■ Written instruction 1
Please count the lines in the rows that contain the string "provide", and give only the number.

■ Reading passage
##########

Converts a distance vector into an object of class dist
Description
Converts a distance vector into an object of class dist
Usage
asDistObject(x, n, method)
Arguments
x |
data vector |
n |
length of x |
method |
method description |
Call a function by character strings using the namespace and custom parameters.
Description
Call a function by character strings using the namespace and custom parameters.
Usage
call_function(func_list)
Arguments
func_list |
A list with fields func, namespace, and args |
Depth Distance
Description
This function returns for each observation the pairwise sum of edges between the corresponding terminal nodes over each tree in the random forest.
Usage
depth_distance(x, y = NULL, rfObject)
Arguments
x |
A data.frame with the same columns as in the training data of the RandomForest model |
y |
A data.frame with the same columns as in the training data of the RandomForest model |
rfObject |
|
Examples
require(ranger)
rf <- ranger(Species ~ ., data = iris, num.trees = 5, write.forest = TRUE)
depth_distance(x=iris[, -5], rfObject=rf)
Distance calculation based on RandomForest Proximity or Depth
Description
Distance calculation based on RandomForest Proximity or Depth
Usage
distanceRandomForest(
x,
y = NULL,
rfObject,
method = "Proximity",
threads = NULL
)

##########

■ Items

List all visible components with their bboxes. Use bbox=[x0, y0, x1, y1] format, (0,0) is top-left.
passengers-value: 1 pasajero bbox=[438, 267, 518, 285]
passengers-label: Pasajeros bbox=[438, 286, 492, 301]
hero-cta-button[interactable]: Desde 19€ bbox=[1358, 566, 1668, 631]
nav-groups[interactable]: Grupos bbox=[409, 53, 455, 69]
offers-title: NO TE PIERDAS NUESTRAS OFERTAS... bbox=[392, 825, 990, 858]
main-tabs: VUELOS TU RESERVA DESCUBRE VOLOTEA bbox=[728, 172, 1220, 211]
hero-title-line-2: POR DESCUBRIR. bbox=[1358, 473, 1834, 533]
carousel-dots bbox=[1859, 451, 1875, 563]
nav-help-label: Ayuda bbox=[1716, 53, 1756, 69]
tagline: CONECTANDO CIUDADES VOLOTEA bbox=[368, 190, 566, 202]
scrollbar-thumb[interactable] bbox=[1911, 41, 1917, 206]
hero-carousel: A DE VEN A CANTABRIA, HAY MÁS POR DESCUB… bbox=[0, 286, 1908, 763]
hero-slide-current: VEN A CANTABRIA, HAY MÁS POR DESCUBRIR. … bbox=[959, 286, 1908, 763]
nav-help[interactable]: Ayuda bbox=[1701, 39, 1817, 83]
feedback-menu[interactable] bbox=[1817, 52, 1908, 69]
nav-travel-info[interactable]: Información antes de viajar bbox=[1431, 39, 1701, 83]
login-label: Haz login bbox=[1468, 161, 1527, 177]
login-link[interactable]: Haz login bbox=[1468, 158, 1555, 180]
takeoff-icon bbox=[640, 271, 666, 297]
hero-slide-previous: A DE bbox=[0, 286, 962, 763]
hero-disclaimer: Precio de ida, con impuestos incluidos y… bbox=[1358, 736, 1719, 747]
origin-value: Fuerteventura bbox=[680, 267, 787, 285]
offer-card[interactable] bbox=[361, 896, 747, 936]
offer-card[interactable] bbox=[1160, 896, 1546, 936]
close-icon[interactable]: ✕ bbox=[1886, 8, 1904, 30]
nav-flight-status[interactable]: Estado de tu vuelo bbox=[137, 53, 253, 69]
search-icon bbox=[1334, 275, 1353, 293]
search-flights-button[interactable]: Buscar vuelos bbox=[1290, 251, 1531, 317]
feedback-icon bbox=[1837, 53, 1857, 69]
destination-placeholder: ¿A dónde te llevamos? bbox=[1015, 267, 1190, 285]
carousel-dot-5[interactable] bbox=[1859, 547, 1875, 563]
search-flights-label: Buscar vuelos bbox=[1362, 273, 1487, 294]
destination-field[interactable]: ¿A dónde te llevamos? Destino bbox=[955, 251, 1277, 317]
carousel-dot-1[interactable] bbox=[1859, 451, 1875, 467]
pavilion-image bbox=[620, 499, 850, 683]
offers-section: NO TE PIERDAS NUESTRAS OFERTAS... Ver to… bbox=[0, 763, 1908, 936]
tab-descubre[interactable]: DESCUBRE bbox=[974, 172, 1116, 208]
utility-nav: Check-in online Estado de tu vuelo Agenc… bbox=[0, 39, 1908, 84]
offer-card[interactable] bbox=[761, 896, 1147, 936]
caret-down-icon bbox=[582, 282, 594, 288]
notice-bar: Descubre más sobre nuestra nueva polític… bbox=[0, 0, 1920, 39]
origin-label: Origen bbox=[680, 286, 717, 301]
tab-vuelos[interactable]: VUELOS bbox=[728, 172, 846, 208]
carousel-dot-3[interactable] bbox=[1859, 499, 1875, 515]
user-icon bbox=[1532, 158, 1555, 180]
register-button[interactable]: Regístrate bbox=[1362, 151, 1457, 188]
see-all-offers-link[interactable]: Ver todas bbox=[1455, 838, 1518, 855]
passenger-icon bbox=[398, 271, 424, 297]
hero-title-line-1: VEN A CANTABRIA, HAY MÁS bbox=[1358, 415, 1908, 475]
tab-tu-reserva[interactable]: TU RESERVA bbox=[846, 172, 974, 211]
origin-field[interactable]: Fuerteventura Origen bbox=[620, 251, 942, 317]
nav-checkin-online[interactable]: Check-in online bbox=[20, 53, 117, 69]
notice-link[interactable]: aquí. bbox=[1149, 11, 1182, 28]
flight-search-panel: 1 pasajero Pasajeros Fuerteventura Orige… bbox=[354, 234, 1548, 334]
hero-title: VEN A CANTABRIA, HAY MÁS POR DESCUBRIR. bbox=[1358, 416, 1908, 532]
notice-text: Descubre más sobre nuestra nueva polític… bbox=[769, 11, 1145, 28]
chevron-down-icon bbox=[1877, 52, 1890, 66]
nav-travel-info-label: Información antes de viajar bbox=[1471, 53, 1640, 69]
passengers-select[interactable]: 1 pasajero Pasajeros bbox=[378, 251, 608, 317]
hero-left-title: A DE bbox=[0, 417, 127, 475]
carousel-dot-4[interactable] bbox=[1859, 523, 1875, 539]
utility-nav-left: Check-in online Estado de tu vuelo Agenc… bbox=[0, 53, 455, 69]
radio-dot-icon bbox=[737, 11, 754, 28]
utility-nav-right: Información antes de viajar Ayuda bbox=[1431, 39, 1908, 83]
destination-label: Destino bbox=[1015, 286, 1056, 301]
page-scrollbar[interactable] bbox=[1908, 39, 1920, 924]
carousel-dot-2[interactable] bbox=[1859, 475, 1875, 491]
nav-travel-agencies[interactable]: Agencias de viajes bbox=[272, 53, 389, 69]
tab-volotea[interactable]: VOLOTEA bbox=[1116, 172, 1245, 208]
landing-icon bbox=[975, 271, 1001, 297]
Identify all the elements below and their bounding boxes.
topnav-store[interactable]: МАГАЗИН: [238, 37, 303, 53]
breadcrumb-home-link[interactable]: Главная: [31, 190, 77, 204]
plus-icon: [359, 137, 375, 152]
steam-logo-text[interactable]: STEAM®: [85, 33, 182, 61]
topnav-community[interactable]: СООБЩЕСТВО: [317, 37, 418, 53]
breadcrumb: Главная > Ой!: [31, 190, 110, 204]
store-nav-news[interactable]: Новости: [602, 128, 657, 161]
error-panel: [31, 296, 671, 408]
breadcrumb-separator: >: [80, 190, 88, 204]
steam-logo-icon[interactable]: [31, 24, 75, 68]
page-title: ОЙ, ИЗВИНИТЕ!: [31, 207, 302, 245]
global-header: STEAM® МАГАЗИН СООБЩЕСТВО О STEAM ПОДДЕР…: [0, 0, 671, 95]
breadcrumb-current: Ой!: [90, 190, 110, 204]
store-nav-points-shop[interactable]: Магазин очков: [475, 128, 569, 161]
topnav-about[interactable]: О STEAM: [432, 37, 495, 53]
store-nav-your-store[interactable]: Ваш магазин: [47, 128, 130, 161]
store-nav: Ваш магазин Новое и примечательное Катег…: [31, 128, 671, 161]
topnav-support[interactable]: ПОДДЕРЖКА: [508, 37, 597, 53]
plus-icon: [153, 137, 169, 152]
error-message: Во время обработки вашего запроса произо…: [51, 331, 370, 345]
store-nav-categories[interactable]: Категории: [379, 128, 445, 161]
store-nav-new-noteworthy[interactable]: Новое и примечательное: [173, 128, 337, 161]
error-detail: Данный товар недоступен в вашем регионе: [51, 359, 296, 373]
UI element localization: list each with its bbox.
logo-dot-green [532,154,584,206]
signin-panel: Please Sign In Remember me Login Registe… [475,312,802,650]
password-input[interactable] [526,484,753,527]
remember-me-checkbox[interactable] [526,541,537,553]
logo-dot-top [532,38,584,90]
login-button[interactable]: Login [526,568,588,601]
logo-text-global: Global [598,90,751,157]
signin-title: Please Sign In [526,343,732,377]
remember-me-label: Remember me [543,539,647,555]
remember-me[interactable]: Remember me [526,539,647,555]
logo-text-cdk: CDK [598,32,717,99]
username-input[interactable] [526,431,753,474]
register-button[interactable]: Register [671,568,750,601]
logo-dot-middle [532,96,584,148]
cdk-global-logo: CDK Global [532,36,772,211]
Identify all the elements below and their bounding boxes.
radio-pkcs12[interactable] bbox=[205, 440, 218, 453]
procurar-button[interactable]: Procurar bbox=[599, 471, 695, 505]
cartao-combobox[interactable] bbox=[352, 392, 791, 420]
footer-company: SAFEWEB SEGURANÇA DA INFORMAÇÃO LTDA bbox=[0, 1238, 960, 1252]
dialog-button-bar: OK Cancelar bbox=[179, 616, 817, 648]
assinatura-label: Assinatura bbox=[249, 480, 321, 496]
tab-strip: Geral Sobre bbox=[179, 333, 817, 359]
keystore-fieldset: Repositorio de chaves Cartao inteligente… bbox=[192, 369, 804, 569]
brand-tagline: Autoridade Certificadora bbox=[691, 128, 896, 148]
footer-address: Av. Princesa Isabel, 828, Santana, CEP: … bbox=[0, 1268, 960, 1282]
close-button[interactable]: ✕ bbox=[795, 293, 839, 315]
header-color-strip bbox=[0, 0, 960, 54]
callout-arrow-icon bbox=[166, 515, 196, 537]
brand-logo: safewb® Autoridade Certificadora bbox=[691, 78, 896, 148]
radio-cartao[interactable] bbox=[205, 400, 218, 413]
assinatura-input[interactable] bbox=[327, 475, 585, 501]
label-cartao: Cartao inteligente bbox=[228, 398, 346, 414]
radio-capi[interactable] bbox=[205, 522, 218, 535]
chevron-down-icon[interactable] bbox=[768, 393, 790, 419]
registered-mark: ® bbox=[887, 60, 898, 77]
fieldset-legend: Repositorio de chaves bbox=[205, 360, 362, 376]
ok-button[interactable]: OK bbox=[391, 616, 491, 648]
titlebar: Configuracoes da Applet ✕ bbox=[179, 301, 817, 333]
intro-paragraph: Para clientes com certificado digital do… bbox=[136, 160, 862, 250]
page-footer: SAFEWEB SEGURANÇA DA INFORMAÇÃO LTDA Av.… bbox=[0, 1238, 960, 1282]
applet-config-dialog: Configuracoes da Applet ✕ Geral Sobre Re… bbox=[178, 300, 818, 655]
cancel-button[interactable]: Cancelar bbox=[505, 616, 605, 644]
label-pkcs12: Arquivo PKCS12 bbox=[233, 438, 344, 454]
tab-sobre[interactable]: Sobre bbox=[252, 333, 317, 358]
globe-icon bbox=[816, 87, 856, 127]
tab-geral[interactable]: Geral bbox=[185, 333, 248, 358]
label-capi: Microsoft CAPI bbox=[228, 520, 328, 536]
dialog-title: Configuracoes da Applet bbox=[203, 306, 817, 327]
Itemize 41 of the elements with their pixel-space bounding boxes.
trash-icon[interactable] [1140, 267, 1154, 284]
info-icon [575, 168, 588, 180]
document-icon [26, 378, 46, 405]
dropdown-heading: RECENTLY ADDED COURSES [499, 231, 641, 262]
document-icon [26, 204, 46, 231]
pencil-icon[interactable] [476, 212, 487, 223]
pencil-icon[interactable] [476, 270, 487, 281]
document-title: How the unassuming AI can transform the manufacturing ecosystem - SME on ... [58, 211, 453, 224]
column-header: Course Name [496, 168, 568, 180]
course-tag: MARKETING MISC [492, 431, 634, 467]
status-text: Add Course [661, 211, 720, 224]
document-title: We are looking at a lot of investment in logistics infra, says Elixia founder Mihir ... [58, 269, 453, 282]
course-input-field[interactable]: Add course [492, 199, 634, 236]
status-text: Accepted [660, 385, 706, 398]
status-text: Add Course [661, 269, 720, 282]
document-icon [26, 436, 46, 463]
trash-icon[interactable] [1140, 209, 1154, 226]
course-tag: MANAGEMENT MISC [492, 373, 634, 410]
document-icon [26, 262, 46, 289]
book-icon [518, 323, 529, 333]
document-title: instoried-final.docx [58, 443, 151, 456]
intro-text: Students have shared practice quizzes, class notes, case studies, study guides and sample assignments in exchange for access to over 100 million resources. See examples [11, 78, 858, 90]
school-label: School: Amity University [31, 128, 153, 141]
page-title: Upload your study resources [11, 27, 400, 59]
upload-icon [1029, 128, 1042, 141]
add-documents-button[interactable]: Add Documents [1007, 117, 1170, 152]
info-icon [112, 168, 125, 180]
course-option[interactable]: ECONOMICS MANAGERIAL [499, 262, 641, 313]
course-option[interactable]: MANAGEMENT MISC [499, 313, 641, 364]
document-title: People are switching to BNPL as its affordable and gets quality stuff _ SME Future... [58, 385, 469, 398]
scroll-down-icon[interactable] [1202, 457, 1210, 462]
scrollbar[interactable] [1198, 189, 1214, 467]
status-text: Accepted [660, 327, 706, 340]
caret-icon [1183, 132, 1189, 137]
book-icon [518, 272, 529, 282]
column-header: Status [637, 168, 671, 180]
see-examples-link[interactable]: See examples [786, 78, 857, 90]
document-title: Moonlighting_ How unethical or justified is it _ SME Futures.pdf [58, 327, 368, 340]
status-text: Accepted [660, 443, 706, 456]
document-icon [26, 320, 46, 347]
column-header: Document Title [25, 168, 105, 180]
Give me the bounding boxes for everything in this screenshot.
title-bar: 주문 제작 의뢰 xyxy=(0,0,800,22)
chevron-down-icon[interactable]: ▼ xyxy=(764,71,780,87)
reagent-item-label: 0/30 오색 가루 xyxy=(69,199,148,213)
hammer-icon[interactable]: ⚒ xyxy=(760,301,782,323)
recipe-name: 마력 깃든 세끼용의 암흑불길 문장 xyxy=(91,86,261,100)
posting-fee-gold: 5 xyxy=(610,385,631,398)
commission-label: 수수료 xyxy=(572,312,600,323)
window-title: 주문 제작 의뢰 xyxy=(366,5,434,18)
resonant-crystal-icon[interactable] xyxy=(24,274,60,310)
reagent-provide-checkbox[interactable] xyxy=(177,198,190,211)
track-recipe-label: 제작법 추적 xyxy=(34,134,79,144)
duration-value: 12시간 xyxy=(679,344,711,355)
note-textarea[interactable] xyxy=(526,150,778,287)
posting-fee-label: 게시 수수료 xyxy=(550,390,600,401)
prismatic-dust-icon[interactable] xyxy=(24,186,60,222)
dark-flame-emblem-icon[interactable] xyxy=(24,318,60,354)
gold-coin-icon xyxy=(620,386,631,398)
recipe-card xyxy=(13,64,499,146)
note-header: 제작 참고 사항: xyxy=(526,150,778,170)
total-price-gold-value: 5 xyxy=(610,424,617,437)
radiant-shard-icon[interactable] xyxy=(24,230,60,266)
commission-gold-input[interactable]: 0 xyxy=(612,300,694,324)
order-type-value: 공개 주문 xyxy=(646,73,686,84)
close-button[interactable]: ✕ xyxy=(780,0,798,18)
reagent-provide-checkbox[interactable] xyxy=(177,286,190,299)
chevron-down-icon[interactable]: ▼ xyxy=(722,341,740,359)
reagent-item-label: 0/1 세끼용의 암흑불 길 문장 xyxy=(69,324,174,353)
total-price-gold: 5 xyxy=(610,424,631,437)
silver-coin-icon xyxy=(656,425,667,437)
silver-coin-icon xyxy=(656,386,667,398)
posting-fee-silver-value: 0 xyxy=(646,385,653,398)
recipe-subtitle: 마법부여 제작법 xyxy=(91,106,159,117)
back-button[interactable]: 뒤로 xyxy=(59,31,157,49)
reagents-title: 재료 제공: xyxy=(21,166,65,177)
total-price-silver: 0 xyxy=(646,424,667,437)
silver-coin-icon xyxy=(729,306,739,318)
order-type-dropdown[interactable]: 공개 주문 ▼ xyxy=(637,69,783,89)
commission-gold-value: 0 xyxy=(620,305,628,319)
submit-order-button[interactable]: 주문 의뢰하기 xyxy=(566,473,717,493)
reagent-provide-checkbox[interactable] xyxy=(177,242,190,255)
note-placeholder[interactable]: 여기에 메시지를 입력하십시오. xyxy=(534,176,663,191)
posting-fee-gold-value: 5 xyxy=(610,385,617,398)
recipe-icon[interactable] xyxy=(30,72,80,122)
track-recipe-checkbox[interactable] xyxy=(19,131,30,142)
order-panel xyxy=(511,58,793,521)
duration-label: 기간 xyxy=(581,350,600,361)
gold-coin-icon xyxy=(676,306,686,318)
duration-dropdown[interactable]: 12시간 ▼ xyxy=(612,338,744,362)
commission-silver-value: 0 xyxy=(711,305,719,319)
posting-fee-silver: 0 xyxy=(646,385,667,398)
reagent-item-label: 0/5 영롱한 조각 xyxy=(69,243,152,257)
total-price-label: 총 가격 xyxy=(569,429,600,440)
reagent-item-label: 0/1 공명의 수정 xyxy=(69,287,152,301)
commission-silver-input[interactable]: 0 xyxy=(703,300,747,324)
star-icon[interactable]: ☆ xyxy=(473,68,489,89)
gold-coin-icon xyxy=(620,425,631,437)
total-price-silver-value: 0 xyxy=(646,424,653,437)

##########

■ Written instruction 2
In the function reference, what does depth_distance return for each observation?

■ Correct response 1
3

■ Correct response 2
The pairwise sum of edges between the corresponding terminal nodes over each tree in the random forest.